## SHORT TASK
Find every line below that contains the word "Print" and copy it out.

## DATA SUPPLIED
----
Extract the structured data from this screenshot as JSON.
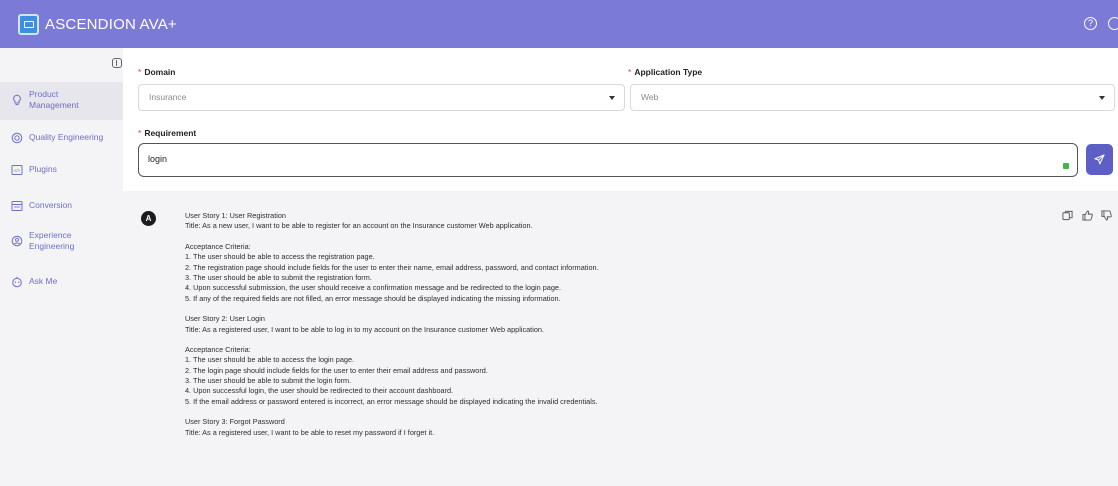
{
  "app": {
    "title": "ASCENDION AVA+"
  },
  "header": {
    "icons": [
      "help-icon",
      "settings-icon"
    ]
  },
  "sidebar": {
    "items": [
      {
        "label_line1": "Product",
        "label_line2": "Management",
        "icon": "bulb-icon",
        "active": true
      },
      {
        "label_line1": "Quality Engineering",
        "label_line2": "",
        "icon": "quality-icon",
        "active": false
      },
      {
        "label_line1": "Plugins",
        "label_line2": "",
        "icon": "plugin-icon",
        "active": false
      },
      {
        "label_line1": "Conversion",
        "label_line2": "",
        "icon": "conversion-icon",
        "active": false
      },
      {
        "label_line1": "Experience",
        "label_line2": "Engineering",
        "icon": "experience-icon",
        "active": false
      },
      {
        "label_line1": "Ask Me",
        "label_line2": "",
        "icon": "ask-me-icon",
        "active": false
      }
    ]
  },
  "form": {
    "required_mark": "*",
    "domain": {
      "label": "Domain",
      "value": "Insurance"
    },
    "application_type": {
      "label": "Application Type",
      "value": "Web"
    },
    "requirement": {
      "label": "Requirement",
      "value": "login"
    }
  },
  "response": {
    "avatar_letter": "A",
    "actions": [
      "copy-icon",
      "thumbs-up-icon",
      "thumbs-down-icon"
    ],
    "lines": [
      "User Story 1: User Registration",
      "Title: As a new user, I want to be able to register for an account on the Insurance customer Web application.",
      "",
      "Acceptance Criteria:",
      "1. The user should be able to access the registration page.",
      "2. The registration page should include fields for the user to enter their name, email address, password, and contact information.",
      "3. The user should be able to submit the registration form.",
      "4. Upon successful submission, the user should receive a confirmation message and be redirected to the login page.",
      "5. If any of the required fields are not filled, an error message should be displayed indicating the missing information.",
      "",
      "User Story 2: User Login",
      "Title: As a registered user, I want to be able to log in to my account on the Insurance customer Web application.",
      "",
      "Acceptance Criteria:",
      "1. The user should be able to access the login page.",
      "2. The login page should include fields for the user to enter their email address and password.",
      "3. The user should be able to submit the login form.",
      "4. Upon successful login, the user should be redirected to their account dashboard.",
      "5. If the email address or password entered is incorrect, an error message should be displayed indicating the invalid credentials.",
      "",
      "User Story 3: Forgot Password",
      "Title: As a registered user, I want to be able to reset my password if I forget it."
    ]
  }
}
----
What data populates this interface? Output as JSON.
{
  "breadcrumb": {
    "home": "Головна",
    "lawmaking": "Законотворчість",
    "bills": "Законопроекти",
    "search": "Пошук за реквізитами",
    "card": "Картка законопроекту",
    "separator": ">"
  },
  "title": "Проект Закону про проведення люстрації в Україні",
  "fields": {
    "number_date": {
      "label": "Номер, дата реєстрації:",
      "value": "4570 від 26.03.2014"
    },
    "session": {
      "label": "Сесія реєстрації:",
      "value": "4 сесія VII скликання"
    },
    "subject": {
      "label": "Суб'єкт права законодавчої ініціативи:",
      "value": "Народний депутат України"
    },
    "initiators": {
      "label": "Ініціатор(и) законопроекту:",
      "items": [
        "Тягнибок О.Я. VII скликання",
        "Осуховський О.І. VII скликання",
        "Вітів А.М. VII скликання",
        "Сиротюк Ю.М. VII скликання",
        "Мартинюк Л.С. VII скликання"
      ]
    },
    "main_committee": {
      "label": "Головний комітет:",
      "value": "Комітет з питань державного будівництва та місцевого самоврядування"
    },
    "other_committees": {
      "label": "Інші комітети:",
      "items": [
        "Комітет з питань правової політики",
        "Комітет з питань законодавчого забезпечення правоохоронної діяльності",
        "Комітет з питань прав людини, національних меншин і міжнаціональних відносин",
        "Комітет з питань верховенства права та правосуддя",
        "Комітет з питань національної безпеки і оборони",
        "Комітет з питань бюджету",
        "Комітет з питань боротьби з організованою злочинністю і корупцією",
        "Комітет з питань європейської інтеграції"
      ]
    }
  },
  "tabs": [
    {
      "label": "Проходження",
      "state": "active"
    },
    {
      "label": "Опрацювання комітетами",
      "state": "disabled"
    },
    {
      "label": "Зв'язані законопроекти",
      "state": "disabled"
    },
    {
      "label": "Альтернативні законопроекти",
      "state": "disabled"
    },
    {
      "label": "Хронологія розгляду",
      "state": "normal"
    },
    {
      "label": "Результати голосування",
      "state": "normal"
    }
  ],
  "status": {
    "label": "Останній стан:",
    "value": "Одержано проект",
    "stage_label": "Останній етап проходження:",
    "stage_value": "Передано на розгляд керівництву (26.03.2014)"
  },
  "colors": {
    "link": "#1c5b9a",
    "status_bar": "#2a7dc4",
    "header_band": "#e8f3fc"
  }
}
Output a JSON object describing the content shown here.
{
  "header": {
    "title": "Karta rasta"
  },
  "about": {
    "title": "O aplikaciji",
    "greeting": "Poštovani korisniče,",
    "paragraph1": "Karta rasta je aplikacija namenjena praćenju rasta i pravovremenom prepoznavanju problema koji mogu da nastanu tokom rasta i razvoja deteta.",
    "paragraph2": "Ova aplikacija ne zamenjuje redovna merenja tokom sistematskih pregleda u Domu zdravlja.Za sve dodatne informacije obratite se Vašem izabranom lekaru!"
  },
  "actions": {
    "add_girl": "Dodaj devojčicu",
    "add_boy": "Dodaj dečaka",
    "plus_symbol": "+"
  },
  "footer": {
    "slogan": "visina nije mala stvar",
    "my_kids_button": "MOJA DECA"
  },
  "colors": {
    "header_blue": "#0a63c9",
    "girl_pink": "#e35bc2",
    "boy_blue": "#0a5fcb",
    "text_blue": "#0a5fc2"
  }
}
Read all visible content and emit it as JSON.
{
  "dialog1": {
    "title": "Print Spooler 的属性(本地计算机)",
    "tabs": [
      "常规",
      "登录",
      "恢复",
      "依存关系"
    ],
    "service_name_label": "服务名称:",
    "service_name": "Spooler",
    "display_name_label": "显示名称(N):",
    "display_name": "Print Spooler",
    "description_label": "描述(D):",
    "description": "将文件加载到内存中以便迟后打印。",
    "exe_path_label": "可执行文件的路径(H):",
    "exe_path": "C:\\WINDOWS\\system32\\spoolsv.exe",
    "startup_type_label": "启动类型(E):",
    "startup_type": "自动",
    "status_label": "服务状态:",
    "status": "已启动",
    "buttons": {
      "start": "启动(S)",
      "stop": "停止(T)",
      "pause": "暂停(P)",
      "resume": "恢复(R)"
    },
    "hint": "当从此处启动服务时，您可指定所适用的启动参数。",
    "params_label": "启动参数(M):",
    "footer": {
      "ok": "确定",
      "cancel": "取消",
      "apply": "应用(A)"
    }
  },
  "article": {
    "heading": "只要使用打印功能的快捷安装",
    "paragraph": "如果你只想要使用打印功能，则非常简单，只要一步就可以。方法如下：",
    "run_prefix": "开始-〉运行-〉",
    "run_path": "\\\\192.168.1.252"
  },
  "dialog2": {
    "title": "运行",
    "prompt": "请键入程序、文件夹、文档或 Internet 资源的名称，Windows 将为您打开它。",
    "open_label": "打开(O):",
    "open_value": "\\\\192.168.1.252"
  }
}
----
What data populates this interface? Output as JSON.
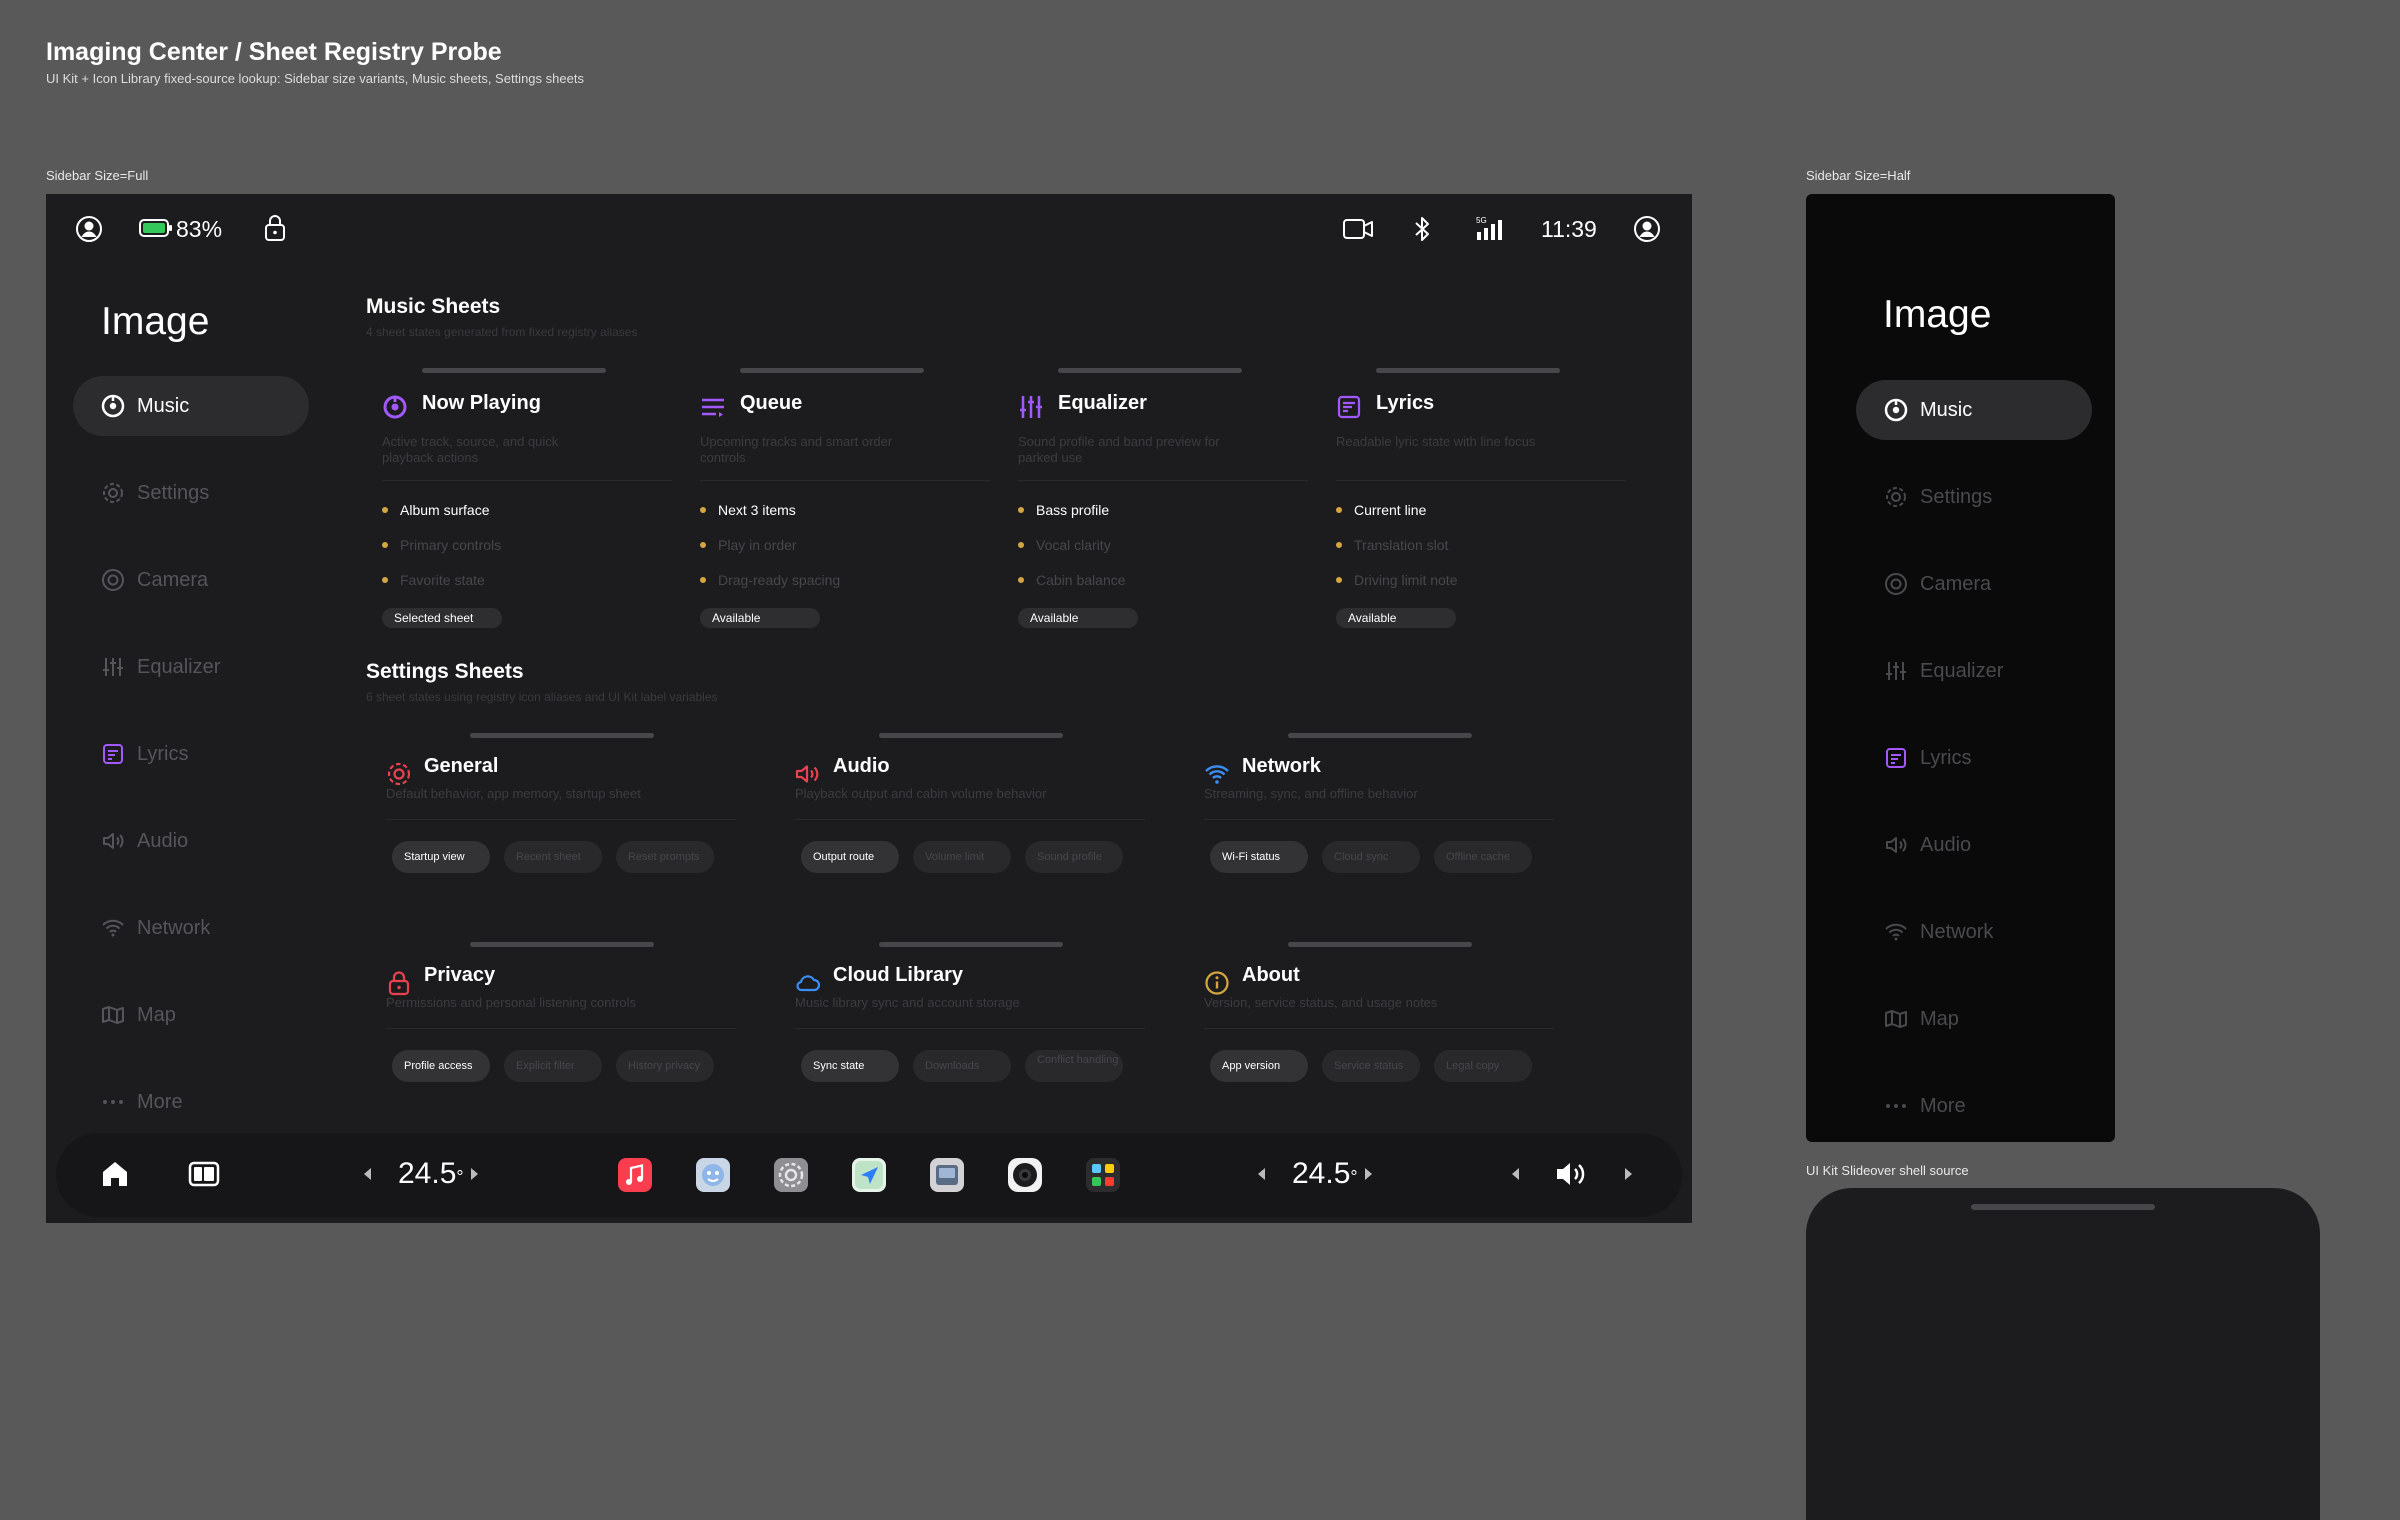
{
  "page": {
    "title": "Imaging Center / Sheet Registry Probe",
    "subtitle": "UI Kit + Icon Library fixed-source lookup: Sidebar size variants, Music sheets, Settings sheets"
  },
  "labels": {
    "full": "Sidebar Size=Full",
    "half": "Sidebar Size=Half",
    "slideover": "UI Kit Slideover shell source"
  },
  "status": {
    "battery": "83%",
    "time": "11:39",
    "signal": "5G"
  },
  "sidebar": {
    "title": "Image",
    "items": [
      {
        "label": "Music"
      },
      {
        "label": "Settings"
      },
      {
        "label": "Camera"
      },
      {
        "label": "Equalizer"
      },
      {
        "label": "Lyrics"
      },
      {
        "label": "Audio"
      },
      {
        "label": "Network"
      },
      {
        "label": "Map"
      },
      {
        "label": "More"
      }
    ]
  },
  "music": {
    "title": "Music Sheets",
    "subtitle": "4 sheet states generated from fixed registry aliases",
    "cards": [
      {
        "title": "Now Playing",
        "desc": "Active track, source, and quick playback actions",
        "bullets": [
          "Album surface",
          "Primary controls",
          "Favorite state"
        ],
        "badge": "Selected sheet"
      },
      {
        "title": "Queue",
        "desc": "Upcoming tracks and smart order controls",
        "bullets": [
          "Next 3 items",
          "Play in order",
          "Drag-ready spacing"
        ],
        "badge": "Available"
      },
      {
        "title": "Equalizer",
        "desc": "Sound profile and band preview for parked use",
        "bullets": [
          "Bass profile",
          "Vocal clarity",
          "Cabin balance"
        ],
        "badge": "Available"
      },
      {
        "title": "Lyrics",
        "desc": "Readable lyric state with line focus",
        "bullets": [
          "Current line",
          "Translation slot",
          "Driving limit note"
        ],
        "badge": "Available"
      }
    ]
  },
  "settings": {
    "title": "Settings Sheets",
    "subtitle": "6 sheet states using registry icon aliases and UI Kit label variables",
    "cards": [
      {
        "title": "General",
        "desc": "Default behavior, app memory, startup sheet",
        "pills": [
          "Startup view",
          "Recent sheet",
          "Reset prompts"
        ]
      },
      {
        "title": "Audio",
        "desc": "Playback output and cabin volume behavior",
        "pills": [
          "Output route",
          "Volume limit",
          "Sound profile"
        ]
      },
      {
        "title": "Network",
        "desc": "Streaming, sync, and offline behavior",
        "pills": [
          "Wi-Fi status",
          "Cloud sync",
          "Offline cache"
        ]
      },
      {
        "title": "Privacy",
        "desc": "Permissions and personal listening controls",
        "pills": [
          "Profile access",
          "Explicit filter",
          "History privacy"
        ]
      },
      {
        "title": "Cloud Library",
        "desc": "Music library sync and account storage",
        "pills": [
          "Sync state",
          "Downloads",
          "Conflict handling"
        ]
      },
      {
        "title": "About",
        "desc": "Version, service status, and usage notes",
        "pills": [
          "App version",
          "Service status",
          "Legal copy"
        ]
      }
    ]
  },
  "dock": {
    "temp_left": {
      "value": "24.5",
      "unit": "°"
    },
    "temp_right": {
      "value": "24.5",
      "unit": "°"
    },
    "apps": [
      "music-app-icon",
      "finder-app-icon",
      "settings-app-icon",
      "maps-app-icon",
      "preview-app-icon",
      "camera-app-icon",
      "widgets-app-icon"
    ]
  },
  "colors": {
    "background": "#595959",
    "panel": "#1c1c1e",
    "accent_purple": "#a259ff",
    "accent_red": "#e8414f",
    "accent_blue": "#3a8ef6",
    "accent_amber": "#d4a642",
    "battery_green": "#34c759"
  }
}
----
## OUTPUT FOR THIS EXERCISE
    "title": "Print Spooler 的属性(本地计算机)",
    "display_name": "Print Spooler",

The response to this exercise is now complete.